▶ _TEXTE SOURCE_

Dans tout mon entourage, je connais UNE femme que je trouve formidable en tant que mère. Une mère qui a un don, qui a trouvé la bonne distance avec ses enfants. C'est aussi rare qu'un Mozart !
Quelle est la bonne distance ?
C'est celle qui est fonction des besoins de l'enfant et qui s'adapte à l'évolution de l'enfant. Ce n'est vraiment pas donné à tout le monde. D'ailleurs les filles sur le divan du psychanalyste disent toujours : « Maman était toujours là » ou « Elle n'était jamais là »...
La maternité n'est-elle pas parfois une façon d'éviter d'affronter la vie professionnelle ?
Certaines pensent que c'est plus facile. En Allemagne on voit que presque 40 % des femmes qui réussissent le mieux leur vie professionnelle n'ont pas d'enfant. Car dans ce pays on estime qu'il faut être mère à 100 %. Il n'y a pas de crèches et le désir d'enfant s'effrite...
Souhaitiez-vous à votre fille de devenir mère ?
Elle est mère et j'en suis ravie. Elle m'a donné des petits enfants C'est vrai, je le lui souhaitais car, bon an mal an, c'est tout de même la grande expérience de ma vie personnelle. Mais si elle n'avait pas voulu avoir d'enfant, je me serais gardée d'exercer la moindre pression.

▶ _SÉRIE DE CONSIGNES_
(a) Renvoyez à l'identique tout ce qui va de « Elle est mère » jusqu'à « la moindre pression. » dans l'entretien sur la maternité.
(b) Remplacez « East entrance » par « West entrance » dans tout ce qui va du début des entrées jusqu'à la ligne contenant « time-tick-label: 06 PM (129, 129, 142, 134) », bornes comprises. Redonnez uniquement ces lignes, sans aucune autre modification.
Les entrées n'ont aucun rapport avec le texte ci-dessus.

▶ _Données de coordonnées de mise en page_
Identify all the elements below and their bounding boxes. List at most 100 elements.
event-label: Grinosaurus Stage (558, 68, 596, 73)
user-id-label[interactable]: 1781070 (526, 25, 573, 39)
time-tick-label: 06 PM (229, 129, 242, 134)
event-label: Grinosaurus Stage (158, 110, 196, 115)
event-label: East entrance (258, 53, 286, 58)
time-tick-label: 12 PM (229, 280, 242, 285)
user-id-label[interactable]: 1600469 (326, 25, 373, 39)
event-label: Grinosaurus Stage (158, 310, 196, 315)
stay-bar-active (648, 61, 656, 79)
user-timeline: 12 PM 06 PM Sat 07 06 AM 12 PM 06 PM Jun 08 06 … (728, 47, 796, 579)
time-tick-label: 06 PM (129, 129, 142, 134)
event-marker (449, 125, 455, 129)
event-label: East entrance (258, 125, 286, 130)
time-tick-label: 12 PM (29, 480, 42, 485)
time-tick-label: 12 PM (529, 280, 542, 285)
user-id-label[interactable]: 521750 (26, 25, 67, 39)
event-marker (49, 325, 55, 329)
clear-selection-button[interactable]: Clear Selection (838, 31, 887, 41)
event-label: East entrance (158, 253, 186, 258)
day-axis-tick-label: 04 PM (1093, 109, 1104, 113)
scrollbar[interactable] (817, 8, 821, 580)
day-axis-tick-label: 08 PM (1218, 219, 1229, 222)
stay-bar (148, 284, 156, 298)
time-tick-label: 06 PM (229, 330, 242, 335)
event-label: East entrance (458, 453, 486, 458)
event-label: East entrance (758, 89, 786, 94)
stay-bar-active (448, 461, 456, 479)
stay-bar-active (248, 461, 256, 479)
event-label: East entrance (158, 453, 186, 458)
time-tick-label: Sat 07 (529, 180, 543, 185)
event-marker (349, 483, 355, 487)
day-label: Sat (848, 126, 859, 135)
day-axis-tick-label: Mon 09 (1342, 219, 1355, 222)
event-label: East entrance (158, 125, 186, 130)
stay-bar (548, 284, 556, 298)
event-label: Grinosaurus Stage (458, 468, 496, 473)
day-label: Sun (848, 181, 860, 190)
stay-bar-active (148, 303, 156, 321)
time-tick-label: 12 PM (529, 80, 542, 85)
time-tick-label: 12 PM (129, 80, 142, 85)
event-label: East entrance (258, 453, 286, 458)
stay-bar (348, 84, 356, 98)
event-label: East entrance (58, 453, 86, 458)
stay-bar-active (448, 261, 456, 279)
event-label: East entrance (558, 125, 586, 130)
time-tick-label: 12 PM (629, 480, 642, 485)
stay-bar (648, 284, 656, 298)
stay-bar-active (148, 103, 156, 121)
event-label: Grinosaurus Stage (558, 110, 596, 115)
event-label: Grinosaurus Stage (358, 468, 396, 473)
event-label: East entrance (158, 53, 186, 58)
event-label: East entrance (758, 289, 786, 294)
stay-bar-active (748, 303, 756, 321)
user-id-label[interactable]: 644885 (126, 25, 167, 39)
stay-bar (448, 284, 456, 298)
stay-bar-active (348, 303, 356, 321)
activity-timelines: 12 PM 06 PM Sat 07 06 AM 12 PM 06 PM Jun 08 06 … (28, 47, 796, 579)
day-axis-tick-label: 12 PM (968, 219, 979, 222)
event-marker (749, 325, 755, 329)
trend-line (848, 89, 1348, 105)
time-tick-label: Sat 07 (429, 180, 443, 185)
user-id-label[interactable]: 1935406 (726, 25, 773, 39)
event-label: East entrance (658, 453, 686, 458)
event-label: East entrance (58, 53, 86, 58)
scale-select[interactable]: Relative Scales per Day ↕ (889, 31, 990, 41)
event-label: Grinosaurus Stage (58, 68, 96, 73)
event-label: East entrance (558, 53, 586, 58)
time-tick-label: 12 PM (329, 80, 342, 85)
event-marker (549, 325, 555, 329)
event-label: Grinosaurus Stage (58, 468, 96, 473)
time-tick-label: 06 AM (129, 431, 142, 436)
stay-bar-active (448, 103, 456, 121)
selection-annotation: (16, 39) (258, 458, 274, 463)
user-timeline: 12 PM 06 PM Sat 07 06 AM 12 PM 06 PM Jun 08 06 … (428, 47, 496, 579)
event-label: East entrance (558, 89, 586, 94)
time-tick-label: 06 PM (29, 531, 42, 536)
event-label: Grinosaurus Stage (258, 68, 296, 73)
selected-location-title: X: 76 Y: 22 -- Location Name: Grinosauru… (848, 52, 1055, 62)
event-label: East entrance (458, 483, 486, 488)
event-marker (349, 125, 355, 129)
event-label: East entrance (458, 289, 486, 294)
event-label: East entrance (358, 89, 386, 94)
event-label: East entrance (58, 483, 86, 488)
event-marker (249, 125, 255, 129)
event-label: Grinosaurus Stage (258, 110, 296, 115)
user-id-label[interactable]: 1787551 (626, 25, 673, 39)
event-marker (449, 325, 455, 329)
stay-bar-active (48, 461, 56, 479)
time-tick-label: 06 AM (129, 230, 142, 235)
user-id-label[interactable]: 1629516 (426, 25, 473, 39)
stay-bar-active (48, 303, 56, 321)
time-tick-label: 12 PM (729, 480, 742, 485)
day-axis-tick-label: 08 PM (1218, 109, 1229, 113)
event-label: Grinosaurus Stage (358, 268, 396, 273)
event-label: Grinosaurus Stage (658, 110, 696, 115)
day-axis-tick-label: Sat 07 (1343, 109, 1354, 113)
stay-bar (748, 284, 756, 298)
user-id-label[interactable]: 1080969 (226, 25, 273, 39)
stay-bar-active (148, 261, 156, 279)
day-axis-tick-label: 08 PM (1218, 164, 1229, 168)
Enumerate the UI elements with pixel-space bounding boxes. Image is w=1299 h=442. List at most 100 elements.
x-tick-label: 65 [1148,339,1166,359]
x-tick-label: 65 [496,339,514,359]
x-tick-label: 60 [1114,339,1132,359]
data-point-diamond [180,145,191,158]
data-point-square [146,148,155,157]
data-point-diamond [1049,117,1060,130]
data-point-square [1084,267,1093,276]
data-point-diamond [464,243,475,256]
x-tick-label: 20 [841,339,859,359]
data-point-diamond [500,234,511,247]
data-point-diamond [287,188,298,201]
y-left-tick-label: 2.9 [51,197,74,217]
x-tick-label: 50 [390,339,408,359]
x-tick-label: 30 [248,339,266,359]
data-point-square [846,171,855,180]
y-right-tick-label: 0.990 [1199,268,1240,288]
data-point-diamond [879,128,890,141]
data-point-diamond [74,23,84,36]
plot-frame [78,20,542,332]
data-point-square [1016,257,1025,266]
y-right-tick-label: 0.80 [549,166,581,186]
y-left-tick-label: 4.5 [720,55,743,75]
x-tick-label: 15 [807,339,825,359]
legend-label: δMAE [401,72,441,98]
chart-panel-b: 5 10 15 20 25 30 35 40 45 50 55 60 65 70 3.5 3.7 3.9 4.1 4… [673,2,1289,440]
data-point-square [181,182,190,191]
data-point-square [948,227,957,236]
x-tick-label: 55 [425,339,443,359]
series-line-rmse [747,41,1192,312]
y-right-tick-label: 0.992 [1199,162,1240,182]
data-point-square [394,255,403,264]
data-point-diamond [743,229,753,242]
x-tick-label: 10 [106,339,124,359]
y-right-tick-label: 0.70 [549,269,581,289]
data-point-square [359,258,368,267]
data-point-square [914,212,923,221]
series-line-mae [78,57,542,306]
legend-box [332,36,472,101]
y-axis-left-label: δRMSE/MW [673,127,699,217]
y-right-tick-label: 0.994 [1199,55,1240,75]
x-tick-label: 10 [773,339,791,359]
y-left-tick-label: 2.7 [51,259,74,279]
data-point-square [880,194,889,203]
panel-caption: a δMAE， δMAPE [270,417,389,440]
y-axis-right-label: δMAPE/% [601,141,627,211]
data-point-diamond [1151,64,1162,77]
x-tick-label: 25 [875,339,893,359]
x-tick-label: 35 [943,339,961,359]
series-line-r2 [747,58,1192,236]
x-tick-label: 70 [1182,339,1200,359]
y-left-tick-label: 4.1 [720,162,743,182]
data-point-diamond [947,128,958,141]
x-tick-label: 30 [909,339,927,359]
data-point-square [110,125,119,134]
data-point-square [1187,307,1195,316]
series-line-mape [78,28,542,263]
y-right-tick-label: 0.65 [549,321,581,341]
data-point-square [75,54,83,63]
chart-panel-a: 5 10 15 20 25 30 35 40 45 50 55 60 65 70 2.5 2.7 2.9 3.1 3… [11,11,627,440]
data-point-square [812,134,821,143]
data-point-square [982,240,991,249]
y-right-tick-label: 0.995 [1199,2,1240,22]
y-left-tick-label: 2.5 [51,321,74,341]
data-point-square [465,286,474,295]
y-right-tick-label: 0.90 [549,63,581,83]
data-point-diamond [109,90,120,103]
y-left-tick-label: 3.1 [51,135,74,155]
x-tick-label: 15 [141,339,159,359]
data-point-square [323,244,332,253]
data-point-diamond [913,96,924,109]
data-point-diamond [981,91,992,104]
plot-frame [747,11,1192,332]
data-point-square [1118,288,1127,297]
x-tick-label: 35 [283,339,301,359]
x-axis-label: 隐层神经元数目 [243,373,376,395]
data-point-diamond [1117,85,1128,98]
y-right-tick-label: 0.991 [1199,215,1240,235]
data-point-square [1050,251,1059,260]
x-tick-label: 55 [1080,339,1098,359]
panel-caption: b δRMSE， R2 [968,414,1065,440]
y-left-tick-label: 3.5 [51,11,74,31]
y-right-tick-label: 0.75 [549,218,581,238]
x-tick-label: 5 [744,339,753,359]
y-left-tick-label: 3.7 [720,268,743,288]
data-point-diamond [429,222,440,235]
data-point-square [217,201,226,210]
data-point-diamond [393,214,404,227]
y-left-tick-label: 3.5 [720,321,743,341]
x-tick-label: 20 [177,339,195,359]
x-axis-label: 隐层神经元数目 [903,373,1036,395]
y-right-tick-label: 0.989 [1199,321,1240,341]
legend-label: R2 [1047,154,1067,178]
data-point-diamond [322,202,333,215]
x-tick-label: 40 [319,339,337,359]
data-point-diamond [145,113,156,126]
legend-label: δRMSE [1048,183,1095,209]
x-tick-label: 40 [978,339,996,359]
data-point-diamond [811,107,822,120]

▶ _LES RÉPONSES_
(a)
Elle est mère et j'en suis ravie. Elle m'a donné des petits enfants C'est vrai, je le lui souhaitais car, bon an mal an, c'est tout de même la grande expérience de ma vie personnelle. Mais si elle n'avait pas voulu avoir d'enfant, je me serais gardée d'exercer la moindre pression.

(b)
Identify all the elements below and their bounding boxes. List at most 100 elements.
event-label: Grinosaurus Stage (558, 68, 596, 73)
user-id-label[interactable]: 1781070 (526, 25, 573, 39)
time-tick-label: 06 PM (229, 129, 242, 134)
event-label: Grinosaurus Stage (158, 110, 196, 115)
event-label: West entrance (258, 53, 286, 58)
time-tick-label: 12 PM (229, 280, 242, 285)
user-id-label[interactable]: 1600469 (326, 25, 373, 39)
event-label: Grinosaurus Stage (158, 310, 196, 315)
stay-bar-active (648, 61, 656, 79)
user-timeline: 12 PM 06 PM Sat 07 06 AM 12 PM 06 PM Jun 08 06 … (728, 47, 796, 579)
time-tick-label: 06 PM (129, 129, 142, 134)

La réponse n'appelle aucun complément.